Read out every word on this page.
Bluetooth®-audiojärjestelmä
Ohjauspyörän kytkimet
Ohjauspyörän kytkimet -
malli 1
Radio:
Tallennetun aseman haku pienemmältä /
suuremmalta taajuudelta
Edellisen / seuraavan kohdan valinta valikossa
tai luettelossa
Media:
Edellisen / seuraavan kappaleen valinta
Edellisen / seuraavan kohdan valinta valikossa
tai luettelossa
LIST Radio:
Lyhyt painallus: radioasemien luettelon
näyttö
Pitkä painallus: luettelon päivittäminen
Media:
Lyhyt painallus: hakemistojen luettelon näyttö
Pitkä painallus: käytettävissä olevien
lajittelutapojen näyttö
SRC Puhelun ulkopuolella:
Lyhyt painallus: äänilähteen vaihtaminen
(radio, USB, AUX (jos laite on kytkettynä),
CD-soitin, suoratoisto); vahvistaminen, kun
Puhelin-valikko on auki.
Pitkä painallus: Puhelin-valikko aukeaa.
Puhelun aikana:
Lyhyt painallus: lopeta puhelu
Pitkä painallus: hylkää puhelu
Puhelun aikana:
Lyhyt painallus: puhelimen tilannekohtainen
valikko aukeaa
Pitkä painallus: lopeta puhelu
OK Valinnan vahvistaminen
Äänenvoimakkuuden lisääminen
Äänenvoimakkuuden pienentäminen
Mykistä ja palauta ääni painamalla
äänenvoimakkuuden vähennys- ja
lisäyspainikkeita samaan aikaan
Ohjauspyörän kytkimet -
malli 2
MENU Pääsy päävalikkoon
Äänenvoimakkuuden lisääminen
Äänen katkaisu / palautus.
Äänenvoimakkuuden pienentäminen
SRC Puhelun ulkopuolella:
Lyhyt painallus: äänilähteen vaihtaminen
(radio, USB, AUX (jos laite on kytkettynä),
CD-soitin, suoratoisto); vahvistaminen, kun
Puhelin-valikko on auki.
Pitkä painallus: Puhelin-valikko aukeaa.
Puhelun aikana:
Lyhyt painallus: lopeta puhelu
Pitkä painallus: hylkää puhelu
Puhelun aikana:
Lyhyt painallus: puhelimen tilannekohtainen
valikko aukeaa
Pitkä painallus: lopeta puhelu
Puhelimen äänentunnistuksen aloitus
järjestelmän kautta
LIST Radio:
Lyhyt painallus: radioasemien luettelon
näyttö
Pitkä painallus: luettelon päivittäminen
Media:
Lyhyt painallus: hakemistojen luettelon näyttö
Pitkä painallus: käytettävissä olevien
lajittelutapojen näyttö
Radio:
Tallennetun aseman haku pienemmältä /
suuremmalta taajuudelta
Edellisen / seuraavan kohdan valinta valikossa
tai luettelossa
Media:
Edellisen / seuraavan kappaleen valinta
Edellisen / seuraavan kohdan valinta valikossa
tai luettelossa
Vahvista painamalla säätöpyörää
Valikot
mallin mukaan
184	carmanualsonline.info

──────────────────────────────

WHAT YOU ARE ASKED TO DO - Write each line above out exactly.

EXERCISE SOLUTION -
Read out every word on this page.
Bluetooth®-audiojärjestelmä
Ohjauspyörän kytkimet
Ohjauspyörän kytkimet -
malli 1
Radio:
Tallennetun aseman haku pienemmältä /
suuremmalta taajuudelta
Edellisen / seuraavan kohdan valinta valikossa
tai luettelossa
Media:
Edellisen / seuraavan kappaleen valinta
Edellisen / seuraavan kohdan valinta valikossa
tai luettelossa
LIST Radio:
Lyhyt painallus: radioasemien luettelon
näyttö
Pitkä painallus: luettelon päivittäminen
Media:
Lyhyt painallus: hakemistojen luettelon näyttö
Pitkä painallus: käytettävissä olevien
lajittelutapojen näyttö
SRC Puhelun ulkopuolella:
Lyhyt painallus: äänilähteen vaihtaminen
(radio, USB, AUX (jos laite on kytkettynä),
CD-soitin, suoratoisto); vahvistaminen, kun
Puhelin-valikko on auki.
Pitkä painallus: Puhelin-valikko aukeaa.
Puhelun aikana:
Lyhyt painallus: lopeta puhelu
Pitkä painallus: hylkää puhelu
Puhelun aikana:
Lyhyt painallus: puhelimen tilannekohtainen
valikko aukeaa
Pitkä painallus: lopeta puhelu
OK Valinnan vahvistaminen
Äänenvoimakkuuden lisääminen
Äänenvoimakkuuden pienentäminen
Mykistä ja palauta ääni painamalla
äänenvoimakkuuden vähennys- ja
lisäyspainikkeita samaan aikaan
Ohjauspyörän kytkimet -
malli 2
MENU Pääsy päävalikkoon
Äänenvoimakkuuden lisääminen
Äänen katkaisu / palautus.
Äänenvoimakkuuden pienentäminen
SRC Puhelun ulkopuolella:
Lyhyt painallus: äänilähteen vaihtaminen
(radio, USB, AUX (jos laite on kytkettynä),
CD-soitin, suoratoisto); vahvistaminen, kun
Puhelin-valikko on auki.
Pitkä painallus: Puhelin-valikko aukeaa.
Puhelun aikana:
Lyhyt painallus: lopeta puhelu
Pitkä painallus: hylkää puhelu
Puhelun aikana:
Lyhyt painallus: puhelimen tilannekohtainen
valikko aukeaa
Pitkä painallus: lopeta puhelu
Puhelimen äänentunnistuksen aloitus
järjestelmän kautta
LIST Radio:
Lyhyt painallus: radioasemien luettelon
näyttö
Pitkä painallus: luettelon päivittäminen
Media:
Lyhyt painallus: hakemistojen luettelon näyttö
Pitkä painallus: käytettävissä olevien
lajittelutapojen näyttö
Radio:
Tallennetun aseman haku pienemmältä /
suuremmalta taajuudelta
Edellisen / seuraavan kohdan valinta valikossa
tai luettelossa
Media:
Edellisen / seuraavan kappaleen valinta
Edellisen / seuraavan kohdan valinta valikossa
tai luettelossa
Vahvista painamalla säätöpyörää
Valikot
mallin mukaan
184	carmanualsonline.info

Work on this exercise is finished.